■ REQUEST: Return the entries verbatim and drop every picture.

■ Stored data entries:
##########
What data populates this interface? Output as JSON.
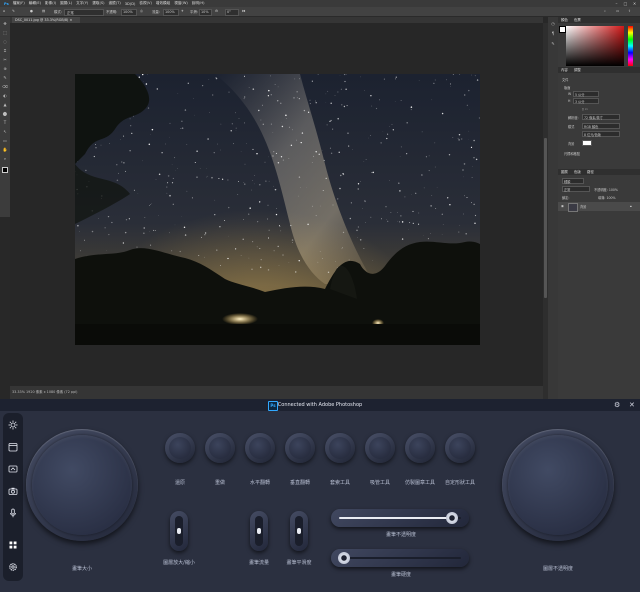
{
  "photoshop": {
    "menu": [
      "檔案(F)",
      "編輯(E)",
      "影像(I)",
      "圖層(L)",
      "文字(Y)",
      "選取(S)",
      "濾鏡(T)",
      "3D(D)",
      "檢視(V)",
      "增效模組",
      "視窗(W)",
      "說明(H)"
    ],
    "options": {
      "mode_label": "模式:",
      "mode_value": "正常",
      "opacity_label": "不透明:",
      "opacity_value": "100%",
      "flow_label": "流量:",
      "flow_value": "100%",
      "smooth_label": "平滑:",
      "smooth_value": "10%",
      "angle_value": "0°"
    },
    "doc_tab": "DSC_0011.jpg @ 33.3%(RGB/8)",
    "status": "33.33%   1920 像素 x 1080 像素 (72 ppi)",
    "panels": {
      "color_tabs": [
        "顏色",
        "色票"
      ],
      "props_tabs": [
        "內容",
        "調整"
      ],
      "props_title": "文件",
      "canvas_label": "版面",
      "w_label": "W",
      "w_value": "5 公分",
      "h_label": "H",
      "h_value": "3 公分",
      "res_label": "解析度:",
      "res_value": "72 像素/英寸",
      "mode_label": "模式",
      "mode_value": "RGB 顏色",
      "depth_value": "8 位元/色版",
      "bg_label": "背景",
      "rulers_label": "尺標和格點",
      "layer_tabs": [
        "圖層",
        "色版",
        "路徑"
      ],
      "layer_kind": "種類",
      "layer_blend": "正常",
      "layer_opacity": "不透明度: 100%",
      "layer_lock": "鎖定:",
      "layer_fill": "填滿: 100%",
      "layer_name": "背景"
    }
  },
  "control_panel": {
    "title": "Connected with Adobe Photoshop",
    "logo": "Ps",
    "left_knob_label": "畫筆大小",
    "right_knob_label": "圖層不透明度",
    "buttons": [
      "還原",
      "重做",
      "水平翻轉",
      "垂直翻轉",
      "套索工具",
      "吸管工具",
      "仿製圖章工具",
      "自定形狀工具"
    ],
    "toggles": [
      "圖層放大/縮小",
      "畫筆流量",
      "畫筆平滑度"
    ],
    "sliders": [
      {
        "label": "畫筆不透明度",
        "value": 0.93
      },
      {
        "label": "畫筆硬度",
        "value": 0.04
      }
    ]
  }
}
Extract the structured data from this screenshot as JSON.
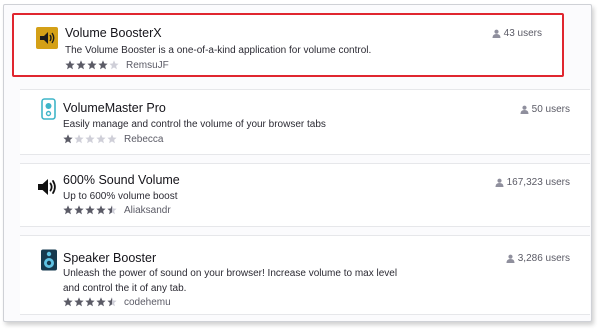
{
  "addons": [
    {
      "name": "Volume BoosterX",
      "description": "The Volume Booster is a one-of-a-kind application for volume control.",
      "author": "RemsuJF",
      "rating": 4,
      "users": "43 users",
      "icon": "speaker-volume-icon",
      "highlighted": true
    },
    {
      "name": "VolumeMaster Pro",
      "description": "Easily manage and control the volume of your browser tabs",
      "author": "Rebecca",
      "rating": 1,
      "users": "50 users",
      "icon": "speaker-device-icon",
      "highlighted": false
    },
    {
      "name": "600% Sound Volume",
      "description": "Up to 600% volume boost",
      "author": "Aliaksandr",
      "rating": 4.5,
      "users": "167,323 users",
      "icon": "sound-on-icon",
      "highlighted": false
    },
    {
      "name": "Speaker Booster",
      "description": "Unleash the power of sound on your browser! Increase volume to max level and control the it of any tab.",
      "author": "codehemu",
      "rating": 4.5,
      "users": "3,286 users",
      "icon": "loudspeaker-icon",
      "highlighted": false
    }
  ],
  "colors": {
    "highlight_border": "#e0262f",
    "star_filled": "#5b5b66",
    "star_empty": "#cfcfd8",
    "title": "#15141a"
  }
}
##########
■ OUTPUT:
What data populates this interface? Output as JSON.
{
  "photoshop": {
    "menu": [
      "檔案(F)",
      "編輯(E)",
      "影像(I)",
      "圖層(L)",
      "文字(Y)",
      "選取(S)",
      "濾鏡(T)",
      "3D(D)",
      "檢視(V)",
      "增效模組",
      "視窗(W)",
      "說明(H)"
    ],
    "options": {
      "mode_label": "模式:",
      "mode_value": "正常",
      "opacity_label": "不透明:",
      "opacity_value": "100%",
      "flow_label": "流量:",
      "flow_value": "100%",
      "smooth_label": "平滑:",
      "smooth_value": "10%",
      "angle_value": "0°"
    },
    "doc_tab": "DSC_0011.jpg @ 33.3%(RGB/8)",
    "status": "33.33%   1920 像素 x 1080 像素 (72 ppi)",
    "panels": {
      "color_tabs": [
        "顏色",
        "色票"
      ],
      "props_tabs": [
        "內容",
        "調整"
      ],
      "props_title": "文件",
      "canvas_label": "版面",
      "w_label": "W",
      "w_value": "5 公分",
      "h_label": "H",
      "h_value": "3 公分",
      "res_label": "解析度:",
      "res_value": "72 像素/英寸",
      "mode_label": "模式",
      "mode_value": "RGB 顏色",
      "depth_value": "8 位元/色版",
      "bg_label": "背景",
      "rulers_label": "尺標和格點",
      "layer_tabs": [
        "圖層",
        "色版",
        "路徑"
      ],
      "layer_kind": "種類",
      "layer_blend": "正常",
      "layer_opacity": "不透明度: 100%",
      "layer_lock": "鎖定:",
      "layer_fill": "填滿: 100%",
      "layer_name": "背景"
    }
  },
  "control_panel": {
    "title": "Connected with Adobe Photoshop",
    "logo": "Ps",
    "left_knob_label": "畫筆大小",
    "right_knob_label": "圖層不透明度",
    "buttons": [
      "還原",
      "重做",
      "水平翻轉",
      "垂直翻轉",
      "套索工具",
      "吸管工具",
      "仿製圖章工具",
      "自定形狀工具"
    ],
    "toggles": [
      "圖層放大/縮小",
      "畫筆流量",
      "畫筆平滑度"
    ],
    "sliders": [
      {
        "label": "畫筆不透明度",
        "value": 0.93
      },
      {
        "label": "畫筆硬度",
        "value": 0.04
      }
    ]
  }
}
Extract the structured data from this screenshot as JSON.
{
  "addons": [
    {
      "name": "Volume BoosterX",
      "description": "The Volume Booster is a one-of-a-kind application for volume control.",
      "author": "RemsuJF",
      "rating": 4,
      "users": "43 users",
      "icon": "speaker-volume-icon",
      "highlighted": true
    },
    {
      "name": "VolumeMaster Pro",
      "description": "Easily manage and control the volume of your browser tabs",
      "author": "Rebecca",
      "rating": 1,
      "users": "50 users",
      "icon": "speaker-device-icon",
      "highlighted": false
    },
    {
      "name": "600% Sound Volume",
      "description": "Up to 600% volume boost",
      "author": "Aliaksandr",
      "rating": 4.5,
      "users": "167,323 users",
      "icon": "sound-on-icon",
      "highlighted": false
    },
    {
      "name": "Speaker Booster",
      "description": "Unleash the power of sound on your browser! Increase volume to max level and control the it of any tab.",
      "author": "codehemu",
      "rating": 4.5,
      "users": "3,286 users",
      "icon": "loudspeaker-icon",
      "highlighted": false
    }
  ],
  "colors": {
    "highlight_border": "#e0262f",
    "star_filled": "#5b5b66",
    "star_empty": "#cfcfd8",
    "title": "#15141a"
  }
}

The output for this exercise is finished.